**Task to carry out**
Your task is to print the material below exactly as presented.

**Provided data**

########################################

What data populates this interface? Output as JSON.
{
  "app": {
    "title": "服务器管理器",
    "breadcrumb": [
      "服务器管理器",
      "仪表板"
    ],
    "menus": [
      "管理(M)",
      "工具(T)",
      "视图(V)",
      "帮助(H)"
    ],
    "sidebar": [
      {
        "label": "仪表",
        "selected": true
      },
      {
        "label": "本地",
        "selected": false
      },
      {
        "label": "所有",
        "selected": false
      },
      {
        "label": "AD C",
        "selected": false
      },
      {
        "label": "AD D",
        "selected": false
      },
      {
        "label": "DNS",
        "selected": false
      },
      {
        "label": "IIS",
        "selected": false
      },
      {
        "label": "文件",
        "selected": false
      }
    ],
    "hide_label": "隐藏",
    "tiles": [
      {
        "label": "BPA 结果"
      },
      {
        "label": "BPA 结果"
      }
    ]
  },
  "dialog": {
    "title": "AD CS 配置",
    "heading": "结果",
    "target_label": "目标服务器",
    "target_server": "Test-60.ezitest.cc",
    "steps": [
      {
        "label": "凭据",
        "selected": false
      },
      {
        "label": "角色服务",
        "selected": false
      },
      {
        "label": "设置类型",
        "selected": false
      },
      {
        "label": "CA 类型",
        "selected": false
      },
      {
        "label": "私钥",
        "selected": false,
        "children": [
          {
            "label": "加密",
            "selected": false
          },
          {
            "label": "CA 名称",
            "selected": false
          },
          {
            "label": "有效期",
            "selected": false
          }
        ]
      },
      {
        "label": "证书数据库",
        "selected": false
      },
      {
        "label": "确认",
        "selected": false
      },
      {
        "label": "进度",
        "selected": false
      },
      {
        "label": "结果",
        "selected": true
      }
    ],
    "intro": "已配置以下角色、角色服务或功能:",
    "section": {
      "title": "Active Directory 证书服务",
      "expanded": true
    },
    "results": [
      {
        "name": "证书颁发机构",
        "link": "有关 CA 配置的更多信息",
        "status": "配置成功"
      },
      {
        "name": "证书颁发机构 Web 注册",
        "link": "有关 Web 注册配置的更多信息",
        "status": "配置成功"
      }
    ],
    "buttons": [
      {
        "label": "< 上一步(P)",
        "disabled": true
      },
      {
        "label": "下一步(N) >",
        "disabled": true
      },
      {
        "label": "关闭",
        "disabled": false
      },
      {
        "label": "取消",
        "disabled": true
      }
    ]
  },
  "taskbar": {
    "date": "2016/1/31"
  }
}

########################################

**Problem solution**
What data populates this interface? Output as JSON.
{
  "app": {
    "title": "服务器管理器",
    "breadcrumb": [
      "服务器管理器",
      "仪表板"
    ],
    "menus": [
      "管理(M)",
      "工具(T)",
      "视图(V)",
      "帮助(H)"
    ],
    "sidebar": [
      {
        "label": "仪表",
        "selected": true
      },
      {
        "label": "本地",
        "selected": false
      },
      {
        "label": "所有",
        "selected": false
      },
      {
        "label": "AD C",
        "selected": false
      },
      {
        "label": "AD D",
        "selected": false
      },
      {
        "label": "DNS",
        "selected": false
      },
      {
        "label": "IIS",
        "selected": false
      },
      {
        "label": "文件",
        "selected": false
      }
    ],
    "hide_label": "隐藏",
    "tiles": [
      {
        "label": "BPA 结果"
      },
      {
        "label": "BPA 结果"
      }
    ]
  },
  "dialog": {
    "title": "AD CS 配置",
    "heading": "结果",
    "target_label": "目标服务器",
    "target_server": "Test-60.ezitest.cc",
    "steps": [
      {
        "label": "凭据",
        "selected": false
      },
      {
        "label": "角色服务",
        "selected": false
      },
      {
        "label": "设置类型",
        "selected": false
      },
      {
        "label": "CA 类型",
        "selected": false
      },
      {
        "label": "私钥",
        "selected": false,
        "children": [
          {
            "label": "加密",
            "selected": false
          },
          {
            "label": "CA 名称",
            "selected": false
          },
          {
            "label": "有效期",
            "selected": false
          }
        ]
      },
      {
        "label": "证书数据库",
        "selected": false
      },
      {
        "label": "确认",
        "selected": false
      },
      {
        "label": "进度",
        "selected": false
      },
      {
        "label": "结果",
        "selected": true
      }
    ],
    "intro": "已配置以下角色、角色服务或功能:",
    "section": {
      "title": "Active Directory 证书服务",
      "expanded": true
    },
    "results": [
      {
        "name": "证书颁发机构",
        "link": "有关 CA 配置的更多信息",
        "status": "配置成功"
      },
      {
        "name": "证书颁发机构 Web 注册",
        "link": "有关 Web 注册配置的更多信息",
        "status": "配置成功"
      }
    ],
    "buttons": [
      {
        "label": "< 上一步(P)",
        "disabled": true
      },
      {
        "label": "下一步(N) >",
        "disabled": true
      },
      {
        "label": "关闭",
        "disabled": false
      },
      {
        "label": "取消",
        "disabled": true
      }
    ]
  },
  "taskbar": {
    "date": "2016/1/31"
  }
}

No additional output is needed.